Figure contents as structured data

* * *

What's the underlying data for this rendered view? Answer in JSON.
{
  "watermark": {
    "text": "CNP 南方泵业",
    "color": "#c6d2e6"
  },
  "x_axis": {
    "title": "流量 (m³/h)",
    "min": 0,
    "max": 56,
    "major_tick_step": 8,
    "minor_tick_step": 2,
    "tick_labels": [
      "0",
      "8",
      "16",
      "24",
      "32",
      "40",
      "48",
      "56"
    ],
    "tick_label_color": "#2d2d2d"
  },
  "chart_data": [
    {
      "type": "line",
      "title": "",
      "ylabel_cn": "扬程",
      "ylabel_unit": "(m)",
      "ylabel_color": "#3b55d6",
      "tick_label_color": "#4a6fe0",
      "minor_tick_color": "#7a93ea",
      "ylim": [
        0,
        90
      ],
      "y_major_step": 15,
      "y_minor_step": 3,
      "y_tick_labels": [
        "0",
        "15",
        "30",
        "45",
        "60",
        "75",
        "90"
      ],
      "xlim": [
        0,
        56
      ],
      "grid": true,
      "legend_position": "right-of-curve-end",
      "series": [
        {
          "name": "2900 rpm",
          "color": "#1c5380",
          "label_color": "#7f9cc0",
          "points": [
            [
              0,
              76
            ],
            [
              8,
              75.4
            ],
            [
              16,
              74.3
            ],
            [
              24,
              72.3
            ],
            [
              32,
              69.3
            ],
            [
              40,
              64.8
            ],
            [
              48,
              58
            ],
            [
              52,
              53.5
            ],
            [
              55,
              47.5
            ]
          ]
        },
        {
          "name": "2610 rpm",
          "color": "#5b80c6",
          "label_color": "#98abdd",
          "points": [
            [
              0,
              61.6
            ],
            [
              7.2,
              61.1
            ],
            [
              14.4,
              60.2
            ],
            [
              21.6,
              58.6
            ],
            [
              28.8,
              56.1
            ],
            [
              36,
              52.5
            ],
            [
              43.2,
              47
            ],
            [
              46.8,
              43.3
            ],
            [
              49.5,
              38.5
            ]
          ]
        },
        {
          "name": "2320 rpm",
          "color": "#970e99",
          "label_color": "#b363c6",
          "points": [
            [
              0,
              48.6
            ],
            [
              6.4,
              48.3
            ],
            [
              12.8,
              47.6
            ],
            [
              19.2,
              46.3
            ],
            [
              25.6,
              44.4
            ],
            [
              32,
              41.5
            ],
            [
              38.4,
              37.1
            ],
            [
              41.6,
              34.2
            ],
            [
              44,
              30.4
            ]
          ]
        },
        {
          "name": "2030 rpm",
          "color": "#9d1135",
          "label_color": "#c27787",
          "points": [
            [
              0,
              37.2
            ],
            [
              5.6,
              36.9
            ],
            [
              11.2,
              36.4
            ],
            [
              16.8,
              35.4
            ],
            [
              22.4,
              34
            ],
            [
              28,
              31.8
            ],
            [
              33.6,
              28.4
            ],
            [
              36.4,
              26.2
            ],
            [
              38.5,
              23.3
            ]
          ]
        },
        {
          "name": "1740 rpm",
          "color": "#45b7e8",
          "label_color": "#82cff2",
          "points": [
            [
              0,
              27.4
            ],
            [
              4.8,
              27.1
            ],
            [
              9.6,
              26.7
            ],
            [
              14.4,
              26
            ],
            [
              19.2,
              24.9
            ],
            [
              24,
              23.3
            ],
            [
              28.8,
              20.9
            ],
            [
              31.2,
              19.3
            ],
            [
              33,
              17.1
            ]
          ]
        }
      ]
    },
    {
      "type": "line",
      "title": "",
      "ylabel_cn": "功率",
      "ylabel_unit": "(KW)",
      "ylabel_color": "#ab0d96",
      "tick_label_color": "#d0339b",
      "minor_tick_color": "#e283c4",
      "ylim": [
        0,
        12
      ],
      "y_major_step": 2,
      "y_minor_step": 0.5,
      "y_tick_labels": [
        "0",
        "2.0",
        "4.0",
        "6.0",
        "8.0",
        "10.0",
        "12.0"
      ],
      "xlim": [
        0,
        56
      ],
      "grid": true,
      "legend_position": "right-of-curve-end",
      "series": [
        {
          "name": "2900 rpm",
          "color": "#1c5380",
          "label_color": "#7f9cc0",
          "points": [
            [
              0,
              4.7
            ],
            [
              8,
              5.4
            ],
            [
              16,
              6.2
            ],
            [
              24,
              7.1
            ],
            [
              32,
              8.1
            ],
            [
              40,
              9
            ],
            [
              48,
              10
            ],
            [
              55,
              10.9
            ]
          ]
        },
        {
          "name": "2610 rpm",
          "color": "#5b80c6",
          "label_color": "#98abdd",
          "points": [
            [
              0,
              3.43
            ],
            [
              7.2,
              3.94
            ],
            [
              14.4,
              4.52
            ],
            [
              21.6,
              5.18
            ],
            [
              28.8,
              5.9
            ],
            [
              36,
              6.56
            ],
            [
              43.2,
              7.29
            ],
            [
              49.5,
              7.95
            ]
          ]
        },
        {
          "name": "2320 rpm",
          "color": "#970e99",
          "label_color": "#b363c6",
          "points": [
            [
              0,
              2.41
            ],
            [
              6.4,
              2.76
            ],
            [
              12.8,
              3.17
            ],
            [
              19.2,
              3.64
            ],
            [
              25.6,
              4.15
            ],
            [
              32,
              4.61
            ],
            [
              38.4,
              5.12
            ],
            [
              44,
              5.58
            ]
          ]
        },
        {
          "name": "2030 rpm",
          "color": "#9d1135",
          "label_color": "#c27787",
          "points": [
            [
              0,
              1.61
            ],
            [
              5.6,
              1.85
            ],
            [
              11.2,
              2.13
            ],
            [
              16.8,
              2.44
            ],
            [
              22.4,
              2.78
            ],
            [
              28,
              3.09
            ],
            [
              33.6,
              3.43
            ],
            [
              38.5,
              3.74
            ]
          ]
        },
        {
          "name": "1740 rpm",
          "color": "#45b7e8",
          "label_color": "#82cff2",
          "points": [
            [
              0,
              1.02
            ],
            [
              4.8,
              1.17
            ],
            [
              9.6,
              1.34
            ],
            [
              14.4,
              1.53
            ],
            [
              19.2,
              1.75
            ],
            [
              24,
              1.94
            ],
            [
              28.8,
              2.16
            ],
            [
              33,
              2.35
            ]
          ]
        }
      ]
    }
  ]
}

* * *

Output each record precisely as given.

What's the underlying data for this rendered view? Answer in JSON.
{
  "watermark": {
    "text": "CNP 南方泵业",
    "color": "#c6d2e6"
  },
  "x_axis": {
    "title": "流量 (m³/h)",
    "min": 0,
    "max": 56,
    "major_tick_step": 8,
    "minor_tick_step": 2,
    "tick_labels": [
      "0",
      "8",
      "16",
      "24",
      "32",
      "40",
      "48",
      "56"
    ],
    "tick_label_color": "#2d2d2d"
  },
  "chart_data": [
    {
      "type": "line",
      "title": "",
      "ylabel_cn": "扬程",
      "ylabel_unit": "(m)",
      "ylabel_color": "#3b55d6",
      "tick_label_color": "#4a6fe0",
      "minor_tick_color": "#7a93ea",
      "ylim": [
        0,
        90
      ],
      "y_major_step": 15,
      "y_minor_step": 3,
      "y_tick_labels": [
        "0",
        "15",
        "30",
        "45",
        "60",
        "75",
        "90"
      ],
      "xlim": [
        0,
        56
      ],
      "grid": true,
      "legend_position": "right-of-curve-end",
      "series": [
        {
          "name": "2900 rpm",
          "color": "#1c5380",
          "label_color": "#7f9cc0",
          "points": [
            [
              0,
              76
            ],
            [
              8,
              75.4
            ],
            [
              16,
              74.3
            ],
            [
              24,
              72.3
            ],
            [
              32,
              69.3
            ],
            [
              40,
              64.8
            ],
            [
              48,
              58
            ],
            [
              52,
              53.5
            ],
            [
              55,
              47.5
            ]
          ]
        },
        {
          "name": "2610 rpm",
          "color": "#5b80c6",
          "label_color": "#98abdd",
          "points": [
            [
              0,
              61.6
            ],
            [
              7.2,
              61.1
            ],
            [
              14.4,
              60.2
            ],
            [
              21.6,
              58.6
            ],
            [
              28.8,
              56.1
            ],
            [
              36,
              52.5
            ],
            [
              43.2,
              47
            ],
            [
              46.8,
              43.3
            ],
            [
              49.5,
              38.5
            ]
          ]
        },
        {
          "name": "2320 rpm",
          "color": "#970e99",
          "label_color": "#b363c6",
          "points": [
            [
              0,
              48.6
            ],
            [
              6.4,
              48.3
            ],
            [
              12.8,
              47.6
            ],
            [
              19.2,
              46.3
            ],
            [
              25.6,
              44.4
            ],
            [
              32,
              41.5
            ],
            [
              38.4,
              37.1
            ],
            [
              41.6,
              34.2
            ],
            [
              44,
              30.4
            ]
          ]
        },
        {
          "name": "2030 rpm",
          "color": "#9d1135",
          "label_color": "#c27787",
          "points": [
            [
              0,
              37.2
            ],
            [
              5.6,
              36.9
            ],
            [
              11.2,
              36.4
            ],
            [
              16.8,
              35.4
            ],
            [
              22.4,
              34
            ],
            [
              28,
              31.8
            ],
            [
              33.6,
              28.4
            ],
            [
              36.4,
              26.2
            ],
            [
              38.5,
              23.3
            ]
          ]
        },
        {
          "name": "1740 rpm",
          "color": "#45b7e8",
          "label_color": "#82cff2",
          "points": [
            [
              0,
              27.4
            ],
            [
              4.8,
              27.1
            ],
            [
              9.6,
              26.7
            ],
            [
              14.4,
              26
            ],
            [
              19.2,
              24.9
            ],
            [
              24,
              23.3
            ],
            [
              28.8,
              20.9
            ],
            [
              31.2,
              19.3
            ],
            [
              33,
              17.1
            ]
          ]
        }
      ]
    },
    {
      "type": "line",
      "title": "",
      "ylabel_cn": "功率",
      "ylabel_unit": "(KW)",
      "ylabel_color": "#ab0d96",
      "tick_label_color": "#d0339b",
      "minor_tick_color": "#e283c4",
      "ylim": [
        0,
        12
      ],
      "y_major_step": 2,
      "y_minor_step": 0.5,
      "y_tick_labels": [
        "0",
        "2.0",
        "4.0",
        "6.0",
        "8.0",
        "10.0",
        "12.0"
      ],
      "xlim": [
        0,
        56
      ],
      "grid": true,
      "legend_position": "right-of-curve-end",
      "series": [
        {
          "name": "2900 rpm",
          "color": "#1c5380",
          "label_color": "#7f9cc0",
          "points": [
            [
              0,
              4.7
            ],
            [
              8,
              5.4
            ],
            [
              16,
              6.2
            ],
            [
              24,
              7.1
            ],
            [
              32,
              8.1
            ],
            [
              40,
              9
            ],
            [
              48,
              10
            ],
            [
              55,
              10.9
            ]
          ]
        },
        {
          "name": "2610 rpm",
          "color": "#5b80c6",
          "label_color": "#98abdd",
          "points": [
            [
              0,
              3.43
            ],
            [
              7.2,
              3.94
            ],
            [
              14.4,
              4.52
            ],
            [
              21.6,
              5.18
            ],
            [
              28.8,
              5.9
            ],
            [
              36,
              6.56
            ],
            [
              43.2,
              7.29
            ],
            [
              49.5,
              7.95
            ]
          ]
        },
        {
          "name": "2320 rpm",
          "color": "#970e99",
          "label_color": "#b363c6",
          "points": [
            [
              0,
              2.41
            ],
            [
              6.4,
              2.76
            ],
            [
              12.8,
              3.17
            ],
            [
              19.2,
              3.64
            ],
            [
              25.6,
              4.15
            ],
            [
              32,
              4.61
            ],
            [
              38.4,
              5.12
            ],
            [
              44,
              5.58
            ]
          ]
        },
        {
          "name": "2030 rpm",
          "color": "#9d1135",
          "label_color": "#c27787",
          "points": [
            [
              0,
              1.61
            ],
            [
              5.6,
              1.85
            ],
            [
              11.2,
              2.13
            ],
            [
              16.8,
              2.44
            ],
            [
              22.4,
              2.78
            ],
            [
              28,
              3.09
            ],
            [
              33.6,
              3.43
            ],
            [
              38.5,
              3.74
            ]
          ]
        },
        {
          "name": "1740 rpm",
          "color": "#45b7e8",
          "label_color": "#82cff2",
          "points": [
            [
              0,
              1.02
            ],
            [
              4.8,
              1.17
            ],
            [
              9.6,
              1.34
            ],
            [
              14.4,
              1.53
            ],
            [
              19.2,
              1.75
            ],
            [
              24,
              1.94
            ],
            [
              28.8,
              2.16
            ],
            [
              33,
              2.35
            ]
          ]
        }
      ]
    }
  ]
}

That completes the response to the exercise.